Exercise requirements
In the material below, the lines containing the word "Minodier" are required; copy each of them.

— START Data supplied —

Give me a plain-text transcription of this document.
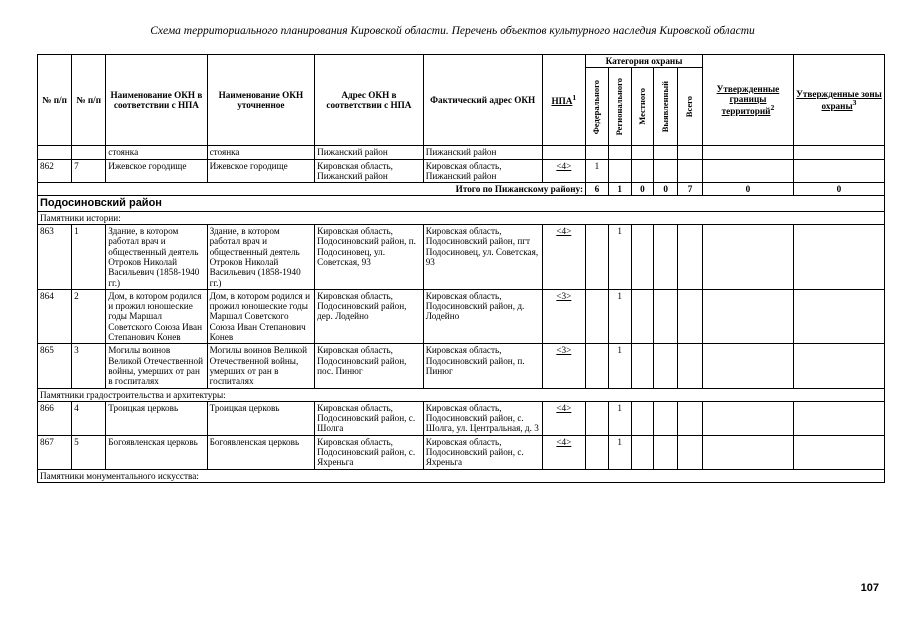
Схема территориального планирования Кировской области. Перечень объектов культурного наследия Кировской области
№ п/п	№ п/п	Наименование ОКН в соответствии с НПА	Наименование ОКН уточненное	Адрес ОКН в соответствии с НПА	Фактический адрес ОКН	НПА$^1$	Категория охраны					Утвержденные границы территорий$^2$	Утвержденные зоны охраны$^3$

							Федерального	Регионального	Местного	Выявленный	Всего		

		стоянка	стоянка	Пижанский район	Пижанский район								
862	7	Ижевское городище	Ижевское городище	Кировская область, Пижанский район	Кировская область, Пижанский район	<4>	1						
Итого по Пижанскому району:							6	1	0	0	7	0	0
Подосиновский район													
Памятники истории:													
863	1	Здание, в котором работал врач и общественный деятель Отроков Николай Васильевич (1858-1940 гг.)	Здание, в котором работал врач и общественный деятель Отроков Николай Васильевич (1858-1940 гг.)	Кировская область, Подосиновский район, п. Подосиновец, ул. Советская, 93	Кировская область, Подосиновский район, пгт Подосиновец, ул. Советская, 93	<4>		1					
864	2	Дом, в котором родился и прожил юношеские годы Маршал Советского Союза Иван Степанович Конев	Дом, в котором родился и прожил юношеские годы Маршал Советского Союза Иван Степанович Конев	Кировская область, Подосиновский район, дер. Лодейно	Кировская область, Подосиновский район, д. Лодейно	<3>		1					
865	3	Могилы воинов Великой Отечественной войны, умерших от ран в госпиталях	Могилы воинов Великой Отечественной войны, умерших от ран в госпиталях	Кировская область, Подосиновский район, пос. Пинюг	Кировская область, Подосиновский район, п. Пинюг	<3>		1					
Памятники градостроительства и архитектуры:													
866	4	Троицкая церковь	Троицкая церковь	Кировская область, Подосиновский район, с. Шолга	Кировская область, Подосиновский район, с. Шолга, ул. Центральная, д. 3	<4>		1					
867	5	Богоявленская церковь	Богоявленская церковь	Кировская область, Подосиновский район, с. Яхреньга	Кировская область, Подосиновский район, с. Яхреньга	<4>		1					
Памятники монументального искусства:													
107
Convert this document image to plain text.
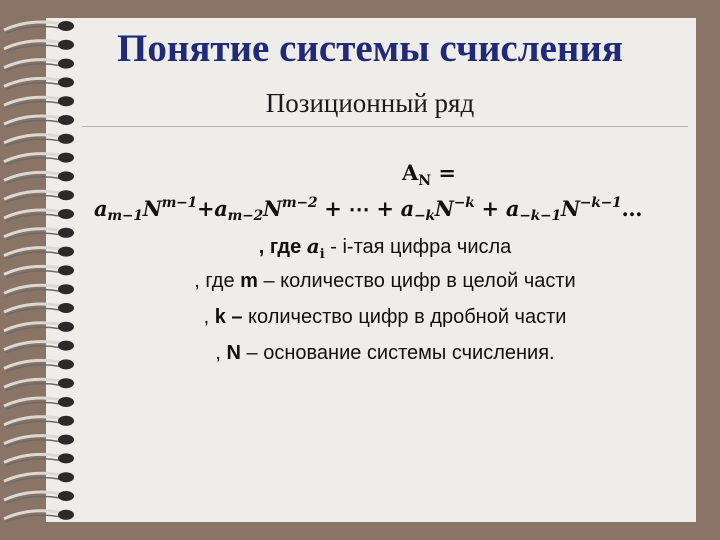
Понятие системы счисления
Позиционный ряд
$A_N$ =
$a_{m-1}N^{m-1}+a_{m-2}N^{m-2}$ + ⋯ + $a_{-k}N^{-k}$ + $a_{-k-1}N^{-k-1}\dots$
, где $a_i - i-тая$ цифра числа
, где m – количество цифр в целой части
, k – количество цифр в дробной части
, N – основание системы счисления.
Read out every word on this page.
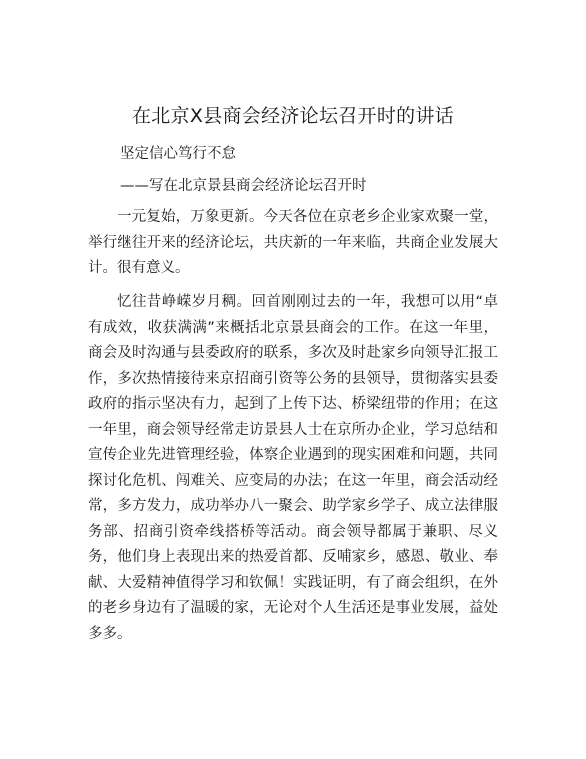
在北京X县商会经济论坛召开时的讲话
坚定信心笃行不怠
——写在北京景县商会经济论坛召开时

一元复始，万象更新。今天各位在京老乡企业家欢聚一堂，举行继往开来的经济论坛，共庆新的一年来临，共商企业发展大计。很有意义。

忆往昔峥嵘岁月稠。回首刚刚过去的一年，我想可以用“卓有成效，收获满满”来概括北京景县商会的工作。在这一年里，商会及时沟通与县委政府的联系，多次及时赴家乡向领导汇报工作，多次热情接待来京招商引资等公务的县领导，贯彻落实县委政府的指示坚决有力，起到了上传下达、桥梁纽带的作用；在这一年里，商会领导经常走访景县人士在京所办企业，学习总结和宣传企业先进管理经验，体察企业遇到的现实困难和问题，共同探讨化危机、闯难关、应变局的办法；在这一年里，商会活动经常，多方发力，成功举办八一聚会、助学家乡学子、成立法律服务部、招商引资牵线搭桥等活动。商会领导都属于兼职、尽义务，他们身上表现出来的热爱首都、反哺家乡，感恩、敬业、奉献、大爱精神值得学习和钦佩！实践证明，有了商会组织，在外的老乡身边有了温暖的家，无论对个人生活还是事业发展，益处多多。
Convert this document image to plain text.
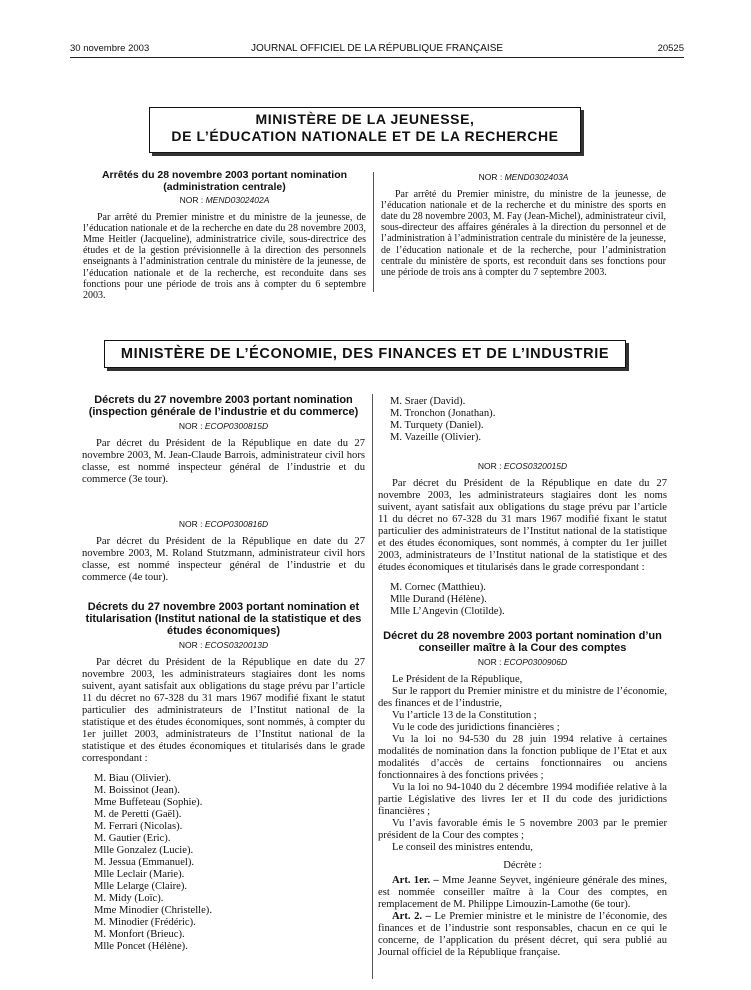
30 novembre 2003	JOURNAL OFFICIEL DE LA RÉPUBLIQUE FRANÇAISE	20525
MINISTÈRE DE LA JEUNESSE,
DE L’ÉDUCATION NATIONALE ET DE LA RECHERCHE
Arrêtés du 28 novembre 2003 portant nomination (administration centrale)
NOR : MEND0302402A

Par arrêté du Premier ministre et du ministre de la jeunesse, de l’éducation nationale et de la recherche en date du 28 novembre 2003, Mme Heitler (Jacqueline), administratrice civile, sous-directrice des études et de la gestion prévisionnelle à la direction des personnels enseignants à l’administration centrale du ministère de la jeunesse, de l’éducation nationale et de la recherche, est reconduite dans ses fonctions pour une période de trois ans à compter du 6 septembre 2003.

NOR : MEND0302403A

Par arrêté du Premier ministre, du ministre de la jeunesse, de l’éducation nationale et de la recherche et du ministre des sports en date du 28 novembre 2003, M. Fay (Jean-Michel), administrateur civil, sous-directeur des affaires générales à la direction du personnel et de l’administration à l’administration centrale du ministère de la jeunesse, de l’éducation nationale et de la recherche, pour l’administration centrale du ministère de sports, est reconduit dans ses fonctions pour une période de trois ans à compter du 7 septembre 2003.

MINISTÈRE DE L’ÉCONOMIE, DES FINANCES ET DE L’INDUSTRIE
Décrets du 27 novembre 2003 portant nomination (inspection générale de l’industrie et du commerce)
NOR : ECOP0300815D

Par décret du Président de la République en date du 27 novembre 2003, M. Jean-Claude Barrois, administrateur civil hors classe, est nommé inspecteur général de l’industrie et du commerce (3e tour).

NOR : ECOP0300816D

Par décret du Président de la République en date du 27 novembre 2003, M. Roland Stutzmann, administrateur civil hors classe, est nommé inspecteur général de l’industrie et du commerce (4e tour).

Décrets du 27 novembre 2003 portant nomination et titularisation (Institut national de la statistique et des études économiques)
NOR : ECOS0320013D

Par décret du Président de la République en date du 27 novembre 2003, les administrateurs stagiaires dont les noms suivent, ayant satisfait aux obligations du stage prévu par l’article 11 du décret no 67-328 du 31 mars 1967 modifié fixant le statut particulier des administrateurs de l’Institut national de la statistique et des études économiques, sont nommés, à compter du 1er juillet 2003, administrateurs de l’Institut national de la statistique et des études économiques et titularisés dans le grade correspondant :

M. Biau (Olivier).
M. Boissinot (Jean).
Mme Buffeteau (Sophie).
M. de Peretti (Gaël).
M. Ferrari (Nicolas).
M. Gautier (Eric).
Mlle Gonzalez (Lucie).
M. Jessua (Emmanuel).
Mlle Leclair (Marie).
Mlle Lelarge (Claire).
M. Midy (Loïc).
Mme Minodier (Christelle).
M. Minodier (Frédéric).
M. Monfort (Brieuc).
Mlle Poncet (Hélène).
M. Sraer (David).
M. Tronchon (Jonathan).
M. Turquety (Daniel).
M. Vazeille (Olivier).
NOR : ECOS0320015D

Par décret du Président de la République en date du 27 novembre 2003, les administrateurs stagiaires dont les noms suivent, ayant satisfait aux obligations du stage prévu par l’article 11 du décret no 67-328 du 31 mars 1967 modifié fixant le statut particulier des administrateurs de l’Institut national de la statistique et des études économiques, sont nommés, à compter du 1er juillet 2003, administrateurs de l’Institut national de la statistique et des études économiques et titularisés dans le grade correspondant :

M. Cornec (Matthieu).
Mlle Durand (Hélène).
Mlle L’Angevin (Clotilde).
Décret du 28 novembre 2003 portant nomination d’un conseiller maître à la Cour des comptes
NOR : ECOP0300906D

Le Président de la République,

Sur le rapport du Premier ministre et du ministre de l’économie, des finances et de l’industrie,

Vu l’article 13 de la Constitution ;

Vu le code des juridictions financières ;

Vu la loi no 94-530 du 28 juin 1994 relative à certaines modalités de nomination dans la fonction publique de l’Etat et aux modalités d’accès de certains fonctionnaires ou anciens fonctionnaires à des fonctions privées ;

Vu la loi no 94-1040 du 2 décembre 1994 modifiée relative à la partie Législative des livres Ier et II du code des juridictions financières ;

Vu l’avis favorable émis le 5 novembre 2003 par le premier président de la Cour des comptes ;

Le conseil des ministres entendu,

Décrète :

Art. 1er. – Mme Jeanne Seyvet, ingénieure générale des mines, est nommée conseiller maître à la Cour des comptes, en remplacement de M. Philippe Limouzin-Lamothe (6e tour).

Art. 2. – Le Premier ministre et le ministre de l’économie, des finances et de l’industrie sont responsables, chacun en ce qui le concerne, de l’application du présent décret, qui sera publié au Journal officiel de la République française.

— END Data supplied —

Exercise solution
Mme Minodier (Christelle).
M. Minodier (Frédéric).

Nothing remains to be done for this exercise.